Data tied to figure images
============

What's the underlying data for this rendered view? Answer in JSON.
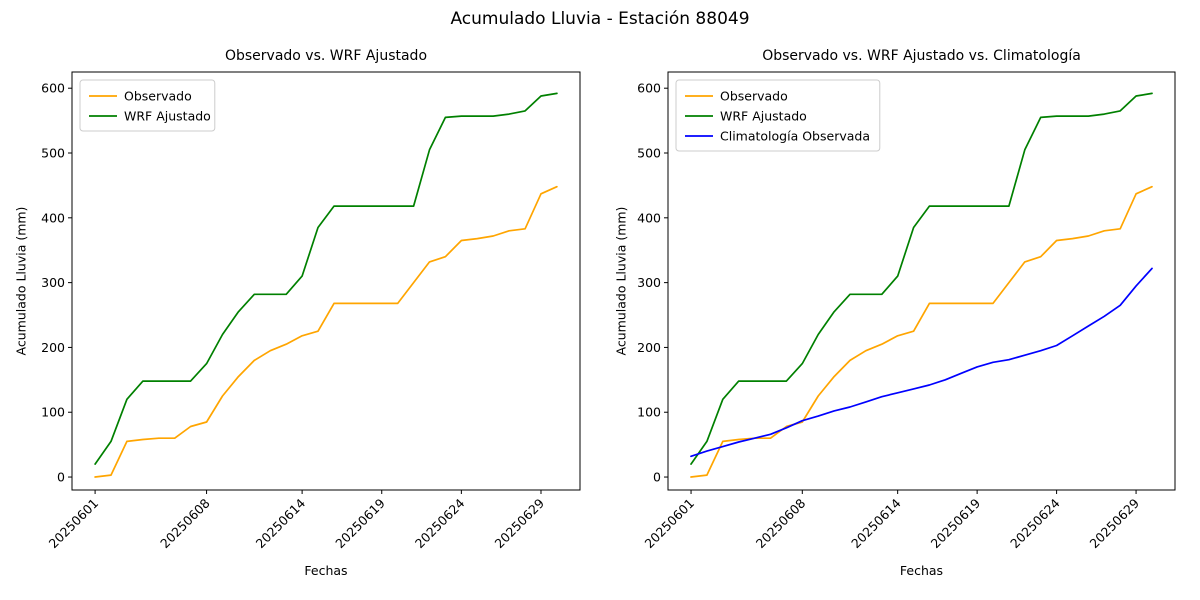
{
  "figure": {
    "title": "Acumulado Lluvia - Estación 88049",
    "background": "#ffffff"
  },
  "chart_data": [
    {
      "type": "line",
      "title": "Observado vs. WRF Ajustado",
      "xlabel": "Fechas",
      "ylabel": "Acumulado Lluvia (mm)",
      "grid": false,
      "legend_position": "upper left",
      "ylim": [
        -20,
        625
      ],
      "yticks": [
        0,
        100,
        200,
        300,
        400,
        500,
        600
      ],
      "x": [
        "20250601",
        "20250602",
        "20250603",
        "20250604",
        "20250605",
        "20250606",
        "20250607",
        "20250608",
        "20250609",
        "20250610",
        "20250611",
        "20250612",
        "20250613",
        "20250614",
        "20250615",
        "20250616",
        "20250617",
        "20250618",
        "20250619",
        "20250620",
        "20250621",
        "20250622",
        "20250623",
        "20250624",
        "20250625",
        "20250626",
        "20250627",
        "20250628",
        "20250629",
        "20250630"
      ],
      "xticks": [
        "20250601",
        "20250608",
        "20250614",
        "20250619",
        "20250624",
        "20250629"
      ],
      "series": [
        {
          "name": "Observado",
          "color": "#ffa500",
          "values": [
            0,
            3,
            55,
            58,
            60,
            60,
            78,
            85,
            125,
            155,
            180,
            195,
            205,
            218,
            225,
            268,
            268,
            268,
            268,
            268,
            300,
            332,
            340,
            365,
            368,
            372,
            380,
            383,
            437,
            448
          ]
        },
        {
          "name": "WRF Ajustado",
          "color": "#008000",
          "values": [
            20,
            55,
            120,
            148,
            148,
            148,
            148,
            175,
            220,
            255,
            282,
            282,
            282,
            310,
            385,
            418,
            418,
            418,
            418,
            418,
            418,
            505,
            555,
            557,
            557,
            557,
            560,
            565,
            588,
            592
          ]
        }
      ]
    },
    {
      "type": "line",
      "title": "Observado vs. WRF Ajustado vs. Climatología",
      "xlabel": "Fechas",
      "ylabel": "Acumulado Lluvia (mm)",
      "grid": false,
      "legend_position": "upper left",
      "ylim": [
        -20,
        625
      ],
      "yticks": [
        0,
        100,
        200,
        300,
        400,
        500,
        600
      ],
      "x": [
        "20250601",
        "20250602",
        "20250603",
        "20250604",
        "20250605",
        "20250606",
        "20250607",
        "20250608",
        "20250609",
        "20250610",
        "20250611",
        "20250612",
        "20250613",
        "20250614",
        "20250615",
        "20250616",
        "20250617",
        "20250618",
        "20250619",
        "20250620",
        "20250621",
        "20250622",
        "20250623",
        "20250624",
        "20250625",
        "20250626",
        "20250627",
        "20250628",
        "20250629",
        "20250630"
      ],
      "xticks": [
        "20250601",
        "20250608",
        "20250614",
        "20250619",
        "20250624",
        "20250629"
      ],
      "series": [
        {
          "name": "Observado",
          "color": "#ffa500",
          "values": [
            0,
            3,
            55,
            58,
            60,
            60,
            78,
            85,
            125,
            155,
            180,
            195,
            205,
            218,
            225,
            268,
            268,
            268,
            268,
            268,
            300,
            332,
            340,
            365,
            368,
            372,
            380,
            383,
            437,
            448
          ]
        },
        {
          "name": "WRF Ajustado",
          "color": "#008000",
          "values": [
            20,
            55,
            120,
            148,
            148,
            148,
            148,
            175,
            220,
            255,
            282,
            282,
            282,
            310,
            385,
            418,
            418,
            418,
            418,
            418,
            418,
            505,
            555,
            557,
            557,
            557,
            560,
            565,
            588,
            592
          ]
        },
        {
          "name": "Climatología Observada",
          "color": "#0000ff",
          "values": [
            32,
            40,
            47,
            54,
            60,
            66,
            76,
            87,
            94,
            102,
            108,
            116,
            124,
            130,
            136,
            142,
            150,
            160,
            170,
            177,
            181,
            188,
            195,
            203,
            218,
            233,
            248,
            265,
            295,
            322
          ]
        }
      ]
    }
  ]
}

============

Problem details: Copy all lines from the material that contain "Climatología".

Reply:
      "title": "Observado vs. WRF Ajustado vs. Climatología",
          "name": "Climatología Observada",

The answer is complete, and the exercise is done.